→ Selected excerpt
········

# Tuna Loin



## johnnytex (Sep 6, 2015)

Got a birthday party next weekend and a friend gave me a full 3.3 lb tuna loin.
Looking for advice on smoking it in my #3.
Brine?
Slice or cook whole?
Any suggestions?

Thanks.













IMG_1262.JPG



__ johnnytex
__ Sep 6, 2015


----------



## chef jimmyj (Sep 6, 2015)

Nice present! How you cook depends on your guests...I like my Tuna cut in 2" X 2" lengths, marinated in Teryaki or Bulgogi marinade, 4 hours, and seared so 1/4" of the outside is cooked and a raw interior...Not everybodies cup of Tea. If smoking it is what you want and more done is desired, cut it in half length wise, with the grain, and a smoke it at 225°F to an IT of 130°. slice the now med/rare, medium tuna across the grain with a VERY sharp knife and serve. A Brine is optional, some recipes below, or simply season with your favorite Rub, even Montreal Steak Seasoning, and smoke...JJ

*Bearcarver's Fish Brine*

*Brine:*
Put 1/2 quart of apple juice in a pot on the stove, bringing to low boil & then down to simmer.
Add to this;
6 ounces of soy sauce
1/2 cup of non-iodized salt
1/2 cup of brown sugar
1/2 tsp of Garlic powder
1/2 tsp of Onion powder
1/2 tsp of Cayenne pepper
1/2 tsp of Dried Bay Leaf Flakes (or 2 or 3 fresh bay leaves)

Stir until salt is dissolved. Then add 1 1/2 quarts of water & ice to cool quickly.

Leave the Salmon pieces submerged in this brine for 6 hours in fridge. Overnight was too long. 4 hours was not long enough.

*On Edit due to further testing, I will change the lengths of time to keep pieces of fish in the above brine:*

*Pieces thicker than 1/2" should be in brine for 6 hours.*

*Pieces 1/2" thick or less should only be in brine for 4 hours.*

After removing from brine, rinse each piece well, pat dry, and lay on paper towels. Dry in front of a fan to form a Pellicle, tacky dry exterior.

*                           Mr. T’s Smoked Salmon Brine*

Ingredients:
½ cup canning, Kosher salt or Tender Quick (preferred), 3.0 oz. by weight.

········

→ Rows
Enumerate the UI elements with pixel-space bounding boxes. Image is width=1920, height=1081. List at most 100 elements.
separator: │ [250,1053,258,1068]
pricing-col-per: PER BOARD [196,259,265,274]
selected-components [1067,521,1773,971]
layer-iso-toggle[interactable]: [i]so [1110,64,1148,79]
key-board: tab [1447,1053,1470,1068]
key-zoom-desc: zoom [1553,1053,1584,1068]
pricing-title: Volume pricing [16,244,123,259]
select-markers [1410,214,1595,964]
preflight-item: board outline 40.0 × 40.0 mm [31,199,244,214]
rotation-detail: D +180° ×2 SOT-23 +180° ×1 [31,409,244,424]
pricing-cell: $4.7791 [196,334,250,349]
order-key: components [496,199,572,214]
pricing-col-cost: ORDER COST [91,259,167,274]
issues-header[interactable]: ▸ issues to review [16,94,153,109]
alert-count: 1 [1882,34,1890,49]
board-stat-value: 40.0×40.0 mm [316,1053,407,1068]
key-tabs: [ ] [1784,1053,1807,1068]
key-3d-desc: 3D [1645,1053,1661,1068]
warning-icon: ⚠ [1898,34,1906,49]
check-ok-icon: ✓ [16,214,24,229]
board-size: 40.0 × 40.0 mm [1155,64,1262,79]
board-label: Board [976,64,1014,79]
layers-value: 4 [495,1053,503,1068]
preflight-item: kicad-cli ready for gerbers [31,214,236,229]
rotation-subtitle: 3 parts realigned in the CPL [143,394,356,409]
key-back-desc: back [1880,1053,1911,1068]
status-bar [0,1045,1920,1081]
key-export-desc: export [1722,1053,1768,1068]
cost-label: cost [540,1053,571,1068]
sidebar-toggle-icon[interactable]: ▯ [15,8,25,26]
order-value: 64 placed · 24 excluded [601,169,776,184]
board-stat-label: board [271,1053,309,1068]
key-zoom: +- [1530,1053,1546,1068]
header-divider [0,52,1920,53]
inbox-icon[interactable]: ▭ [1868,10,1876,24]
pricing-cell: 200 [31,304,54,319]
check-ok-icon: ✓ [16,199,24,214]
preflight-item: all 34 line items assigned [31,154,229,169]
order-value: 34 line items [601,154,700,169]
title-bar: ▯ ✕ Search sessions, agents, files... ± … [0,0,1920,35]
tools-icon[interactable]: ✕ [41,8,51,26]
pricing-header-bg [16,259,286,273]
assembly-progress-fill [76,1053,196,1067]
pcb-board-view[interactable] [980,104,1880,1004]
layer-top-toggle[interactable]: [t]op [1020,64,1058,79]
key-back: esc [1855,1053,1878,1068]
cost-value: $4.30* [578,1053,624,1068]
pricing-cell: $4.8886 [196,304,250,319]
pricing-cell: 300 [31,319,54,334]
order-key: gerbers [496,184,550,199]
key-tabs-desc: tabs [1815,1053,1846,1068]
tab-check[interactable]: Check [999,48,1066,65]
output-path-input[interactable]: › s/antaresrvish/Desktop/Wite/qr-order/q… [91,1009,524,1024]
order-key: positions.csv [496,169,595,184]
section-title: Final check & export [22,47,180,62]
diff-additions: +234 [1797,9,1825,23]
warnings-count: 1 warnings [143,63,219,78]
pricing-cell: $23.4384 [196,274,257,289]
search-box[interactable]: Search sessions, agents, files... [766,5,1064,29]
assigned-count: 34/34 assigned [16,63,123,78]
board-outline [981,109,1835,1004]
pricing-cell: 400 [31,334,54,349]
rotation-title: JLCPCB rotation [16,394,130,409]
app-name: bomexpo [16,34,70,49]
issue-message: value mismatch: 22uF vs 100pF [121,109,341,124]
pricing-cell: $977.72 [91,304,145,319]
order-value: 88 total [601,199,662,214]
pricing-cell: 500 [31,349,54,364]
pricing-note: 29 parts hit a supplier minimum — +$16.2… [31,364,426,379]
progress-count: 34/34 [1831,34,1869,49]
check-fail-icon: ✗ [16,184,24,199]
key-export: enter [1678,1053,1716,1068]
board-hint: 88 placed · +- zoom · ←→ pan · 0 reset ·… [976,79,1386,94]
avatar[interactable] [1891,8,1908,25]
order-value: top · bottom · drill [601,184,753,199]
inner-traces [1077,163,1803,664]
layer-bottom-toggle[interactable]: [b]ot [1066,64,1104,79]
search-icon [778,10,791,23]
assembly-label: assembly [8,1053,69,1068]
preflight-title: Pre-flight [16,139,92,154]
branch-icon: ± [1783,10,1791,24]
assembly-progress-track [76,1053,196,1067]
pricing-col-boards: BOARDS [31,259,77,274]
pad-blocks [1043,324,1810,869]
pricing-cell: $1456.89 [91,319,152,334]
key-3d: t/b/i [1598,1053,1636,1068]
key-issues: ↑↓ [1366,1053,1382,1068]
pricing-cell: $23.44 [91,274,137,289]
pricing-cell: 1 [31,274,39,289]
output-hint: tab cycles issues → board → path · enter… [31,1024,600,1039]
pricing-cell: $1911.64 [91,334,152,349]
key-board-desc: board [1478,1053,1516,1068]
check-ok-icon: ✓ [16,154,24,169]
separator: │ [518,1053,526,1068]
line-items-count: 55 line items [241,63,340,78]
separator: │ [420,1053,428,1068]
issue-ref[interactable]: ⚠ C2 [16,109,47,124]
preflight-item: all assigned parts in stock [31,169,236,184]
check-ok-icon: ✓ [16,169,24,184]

········

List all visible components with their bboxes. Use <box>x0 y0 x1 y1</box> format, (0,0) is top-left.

········

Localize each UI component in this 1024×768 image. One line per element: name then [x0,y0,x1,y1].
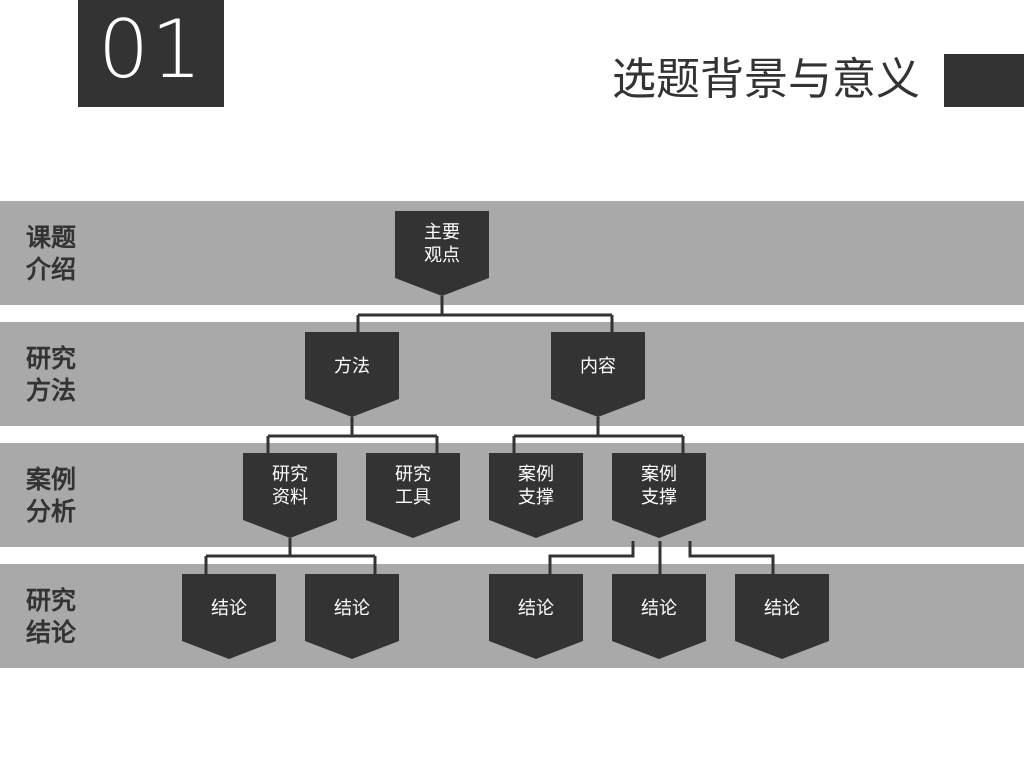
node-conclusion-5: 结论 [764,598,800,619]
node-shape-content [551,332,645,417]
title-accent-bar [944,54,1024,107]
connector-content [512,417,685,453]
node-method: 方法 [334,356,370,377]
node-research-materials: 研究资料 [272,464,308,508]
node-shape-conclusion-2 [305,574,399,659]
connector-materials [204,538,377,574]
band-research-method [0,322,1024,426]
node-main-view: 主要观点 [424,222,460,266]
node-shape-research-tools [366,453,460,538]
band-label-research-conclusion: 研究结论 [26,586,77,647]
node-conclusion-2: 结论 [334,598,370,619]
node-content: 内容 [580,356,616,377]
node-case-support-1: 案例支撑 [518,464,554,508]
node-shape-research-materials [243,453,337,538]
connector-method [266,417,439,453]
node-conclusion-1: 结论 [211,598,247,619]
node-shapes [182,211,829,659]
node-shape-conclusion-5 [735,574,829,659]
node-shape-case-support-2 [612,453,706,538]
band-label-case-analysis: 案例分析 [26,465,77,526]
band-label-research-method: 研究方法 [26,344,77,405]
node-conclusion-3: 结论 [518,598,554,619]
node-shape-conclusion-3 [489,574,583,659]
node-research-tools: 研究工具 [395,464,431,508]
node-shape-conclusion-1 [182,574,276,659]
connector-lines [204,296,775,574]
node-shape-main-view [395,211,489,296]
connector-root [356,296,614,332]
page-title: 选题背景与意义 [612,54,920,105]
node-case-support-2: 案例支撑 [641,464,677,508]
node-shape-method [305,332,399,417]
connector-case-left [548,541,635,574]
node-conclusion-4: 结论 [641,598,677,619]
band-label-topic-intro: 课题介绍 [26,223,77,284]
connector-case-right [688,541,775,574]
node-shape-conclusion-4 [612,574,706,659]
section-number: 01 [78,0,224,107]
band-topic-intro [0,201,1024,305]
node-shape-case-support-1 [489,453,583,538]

········

→ Task statement
Copy the tuna loin thread from "# Tuna Loin" up to and including "it in my #3.", switching "birthday" to "retirement".

→ Task answer
# Tuna Loin



## johnnytex (Sep 6, 2015)

Got a retirement party next weekend and a friend gave me a full 3.3 lb tuna loin.
Looking for advice on smoking it in my #3.